## INSTRUCTIONS FOR THE TASK
Copy out the records word for word, from their first line through the line that contains "section-heading-1: 一、事业单位执行财务预算管理的重要性 xyxy=(182,715,494,735)", including that line.

## RAW DATA
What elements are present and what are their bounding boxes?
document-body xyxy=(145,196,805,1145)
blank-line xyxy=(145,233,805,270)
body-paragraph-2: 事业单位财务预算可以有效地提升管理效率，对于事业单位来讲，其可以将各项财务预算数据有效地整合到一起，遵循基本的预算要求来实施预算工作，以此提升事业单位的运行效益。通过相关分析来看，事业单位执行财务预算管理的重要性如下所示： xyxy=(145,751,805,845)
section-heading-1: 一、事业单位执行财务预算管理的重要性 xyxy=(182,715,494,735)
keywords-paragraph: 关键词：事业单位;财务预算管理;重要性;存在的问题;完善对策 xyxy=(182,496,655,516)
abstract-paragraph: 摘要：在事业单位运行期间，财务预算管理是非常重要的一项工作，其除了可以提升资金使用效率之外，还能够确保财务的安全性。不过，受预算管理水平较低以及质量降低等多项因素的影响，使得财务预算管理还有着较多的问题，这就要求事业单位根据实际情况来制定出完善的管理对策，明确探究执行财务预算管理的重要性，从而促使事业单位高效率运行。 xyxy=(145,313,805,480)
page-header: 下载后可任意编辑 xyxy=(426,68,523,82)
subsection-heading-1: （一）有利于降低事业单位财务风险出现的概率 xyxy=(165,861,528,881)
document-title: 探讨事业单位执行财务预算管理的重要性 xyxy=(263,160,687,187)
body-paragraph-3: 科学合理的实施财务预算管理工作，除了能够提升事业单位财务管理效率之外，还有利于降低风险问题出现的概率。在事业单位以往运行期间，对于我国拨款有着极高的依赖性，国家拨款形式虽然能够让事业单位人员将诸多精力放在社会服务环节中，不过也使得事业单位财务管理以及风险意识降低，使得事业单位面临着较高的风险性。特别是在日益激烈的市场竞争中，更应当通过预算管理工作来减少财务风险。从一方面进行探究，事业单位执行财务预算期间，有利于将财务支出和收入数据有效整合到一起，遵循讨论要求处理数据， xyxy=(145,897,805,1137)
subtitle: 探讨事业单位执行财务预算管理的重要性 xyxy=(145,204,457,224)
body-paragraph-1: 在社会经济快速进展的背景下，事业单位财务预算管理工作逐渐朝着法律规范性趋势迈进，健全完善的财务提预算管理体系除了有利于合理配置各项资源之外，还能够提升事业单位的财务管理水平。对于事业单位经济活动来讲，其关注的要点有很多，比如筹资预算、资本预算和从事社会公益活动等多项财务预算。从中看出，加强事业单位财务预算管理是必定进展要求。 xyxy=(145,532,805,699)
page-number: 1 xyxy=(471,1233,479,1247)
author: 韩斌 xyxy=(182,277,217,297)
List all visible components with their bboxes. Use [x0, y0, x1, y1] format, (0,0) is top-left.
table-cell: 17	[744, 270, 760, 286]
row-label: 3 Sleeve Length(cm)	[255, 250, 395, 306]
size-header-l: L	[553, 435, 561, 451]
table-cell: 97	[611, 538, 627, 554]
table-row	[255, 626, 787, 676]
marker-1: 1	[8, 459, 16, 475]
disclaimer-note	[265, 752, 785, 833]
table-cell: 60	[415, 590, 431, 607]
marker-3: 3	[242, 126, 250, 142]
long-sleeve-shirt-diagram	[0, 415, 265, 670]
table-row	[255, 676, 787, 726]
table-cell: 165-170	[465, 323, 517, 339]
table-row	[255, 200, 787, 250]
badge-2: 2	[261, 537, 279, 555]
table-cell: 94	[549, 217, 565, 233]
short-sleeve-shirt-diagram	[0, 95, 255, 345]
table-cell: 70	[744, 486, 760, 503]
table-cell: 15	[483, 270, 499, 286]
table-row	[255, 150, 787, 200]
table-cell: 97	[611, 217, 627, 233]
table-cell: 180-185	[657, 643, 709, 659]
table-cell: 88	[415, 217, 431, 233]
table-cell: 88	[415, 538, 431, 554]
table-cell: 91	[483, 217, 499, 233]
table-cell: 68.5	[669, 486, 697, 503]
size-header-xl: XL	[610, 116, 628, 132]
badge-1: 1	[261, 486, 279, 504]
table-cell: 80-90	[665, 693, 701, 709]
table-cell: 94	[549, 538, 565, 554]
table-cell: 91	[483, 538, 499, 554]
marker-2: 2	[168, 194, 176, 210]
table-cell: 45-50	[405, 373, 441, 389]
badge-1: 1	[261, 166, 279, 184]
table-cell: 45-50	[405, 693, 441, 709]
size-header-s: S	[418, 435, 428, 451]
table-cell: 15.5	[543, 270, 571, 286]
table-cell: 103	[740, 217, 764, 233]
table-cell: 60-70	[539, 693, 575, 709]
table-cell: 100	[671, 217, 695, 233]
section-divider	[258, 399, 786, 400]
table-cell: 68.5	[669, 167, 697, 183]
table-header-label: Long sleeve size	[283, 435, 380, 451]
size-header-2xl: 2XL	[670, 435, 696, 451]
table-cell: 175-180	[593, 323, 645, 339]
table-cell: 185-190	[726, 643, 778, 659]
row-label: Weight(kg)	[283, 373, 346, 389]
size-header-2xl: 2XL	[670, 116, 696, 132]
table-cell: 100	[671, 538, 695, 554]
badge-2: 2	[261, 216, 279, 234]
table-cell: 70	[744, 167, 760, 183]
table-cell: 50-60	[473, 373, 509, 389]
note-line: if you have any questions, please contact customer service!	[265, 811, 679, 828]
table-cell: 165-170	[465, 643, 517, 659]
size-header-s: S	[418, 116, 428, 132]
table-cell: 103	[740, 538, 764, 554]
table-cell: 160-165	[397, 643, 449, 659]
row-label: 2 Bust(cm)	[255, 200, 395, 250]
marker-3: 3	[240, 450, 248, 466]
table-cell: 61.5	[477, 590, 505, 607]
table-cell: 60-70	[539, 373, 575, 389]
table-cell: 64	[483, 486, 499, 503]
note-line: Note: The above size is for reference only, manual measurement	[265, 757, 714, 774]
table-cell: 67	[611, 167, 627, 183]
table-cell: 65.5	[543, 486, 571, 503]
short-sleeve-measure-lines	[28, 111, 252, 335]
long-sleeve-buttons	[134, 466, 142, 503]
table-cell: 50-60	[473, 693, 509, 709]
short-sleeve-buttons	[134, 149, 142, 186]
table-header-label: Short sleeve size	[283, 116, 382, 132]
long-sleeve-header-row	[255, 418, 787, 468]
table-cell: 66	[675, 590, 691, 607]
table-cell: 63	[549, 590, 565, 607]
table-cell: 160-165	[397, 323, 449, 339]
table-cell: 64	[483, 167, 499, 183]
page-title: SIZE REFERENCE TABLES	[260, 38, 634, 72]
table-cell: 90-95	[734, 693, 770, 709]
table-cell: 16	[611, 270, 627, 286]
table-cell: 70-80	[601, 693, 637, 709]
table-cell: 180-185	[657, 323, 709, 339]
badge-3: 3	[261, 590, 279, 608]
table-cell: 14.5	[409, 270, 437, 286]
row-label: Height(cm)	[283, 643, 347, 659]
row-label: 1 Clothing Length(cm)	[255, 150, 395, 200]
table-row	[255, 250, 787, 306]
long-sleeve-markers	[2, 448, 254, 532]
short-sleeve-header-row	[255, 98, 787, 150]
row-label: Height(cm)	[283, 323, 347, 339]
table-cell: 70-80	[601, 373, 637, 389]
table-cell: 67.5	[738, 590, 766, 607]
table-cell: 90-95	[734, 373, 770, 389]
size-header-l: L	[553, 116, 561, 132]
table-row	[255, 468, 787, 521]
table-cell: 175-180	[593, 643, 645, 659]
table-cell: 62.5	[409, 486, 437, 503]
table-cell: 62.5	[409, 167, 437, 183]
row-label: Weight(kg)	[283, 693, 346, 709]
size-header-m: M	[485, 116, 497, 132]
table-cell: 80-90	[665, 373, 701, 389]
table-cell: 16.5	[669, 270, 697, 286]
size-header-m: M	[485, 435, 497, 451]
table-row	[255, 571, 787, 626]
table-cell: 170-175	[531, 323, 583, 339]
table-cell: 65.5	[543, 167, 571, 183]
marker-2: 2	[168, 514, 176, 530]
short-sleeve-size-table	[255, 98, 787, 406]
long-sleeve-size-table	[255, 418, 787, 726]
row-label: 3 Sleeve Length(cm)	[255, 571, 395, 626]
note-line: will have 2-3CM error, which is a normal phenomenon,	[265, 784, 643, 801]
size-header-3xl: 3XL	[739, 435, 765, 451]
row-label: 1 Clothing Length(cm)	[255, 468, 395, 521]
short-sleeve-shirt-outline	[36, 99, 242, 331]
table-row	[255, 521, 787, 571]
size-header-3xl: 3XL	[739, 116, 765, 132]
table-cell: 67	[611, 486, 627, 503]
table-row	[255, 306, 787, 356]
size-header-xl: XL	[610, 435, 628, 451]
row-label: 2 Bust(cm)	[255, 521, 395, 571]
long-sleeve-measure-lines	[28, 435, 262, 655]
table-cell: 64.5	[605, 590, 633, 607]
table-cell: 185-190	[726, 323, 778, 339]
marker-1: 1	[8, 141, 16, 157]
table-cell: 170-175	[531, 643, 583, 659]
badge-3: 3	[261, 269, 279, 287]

## SOLUTION
What elements are present and what are their bounding boxes?
document-body xyxy=(145,196,805,1145)
blank-line xyxy=(145,233,805,270)
body-paragraph-2: 事业单位财务预算可以有效地提升管理效率，对于事业单位来讲，其可以将各项财务预算数据有效地整合到一起，遵循基本的预算要求来实施预算工作，以此提升事业单位的运行效益。通过相关分析来看，事业单位执行财务预算管理的重要性如下所示： xyxy=(145,751,805,845)
section-heading-1: 一、事业单位执行财务预算管理的重要性 xyxy=(182,715,494,735)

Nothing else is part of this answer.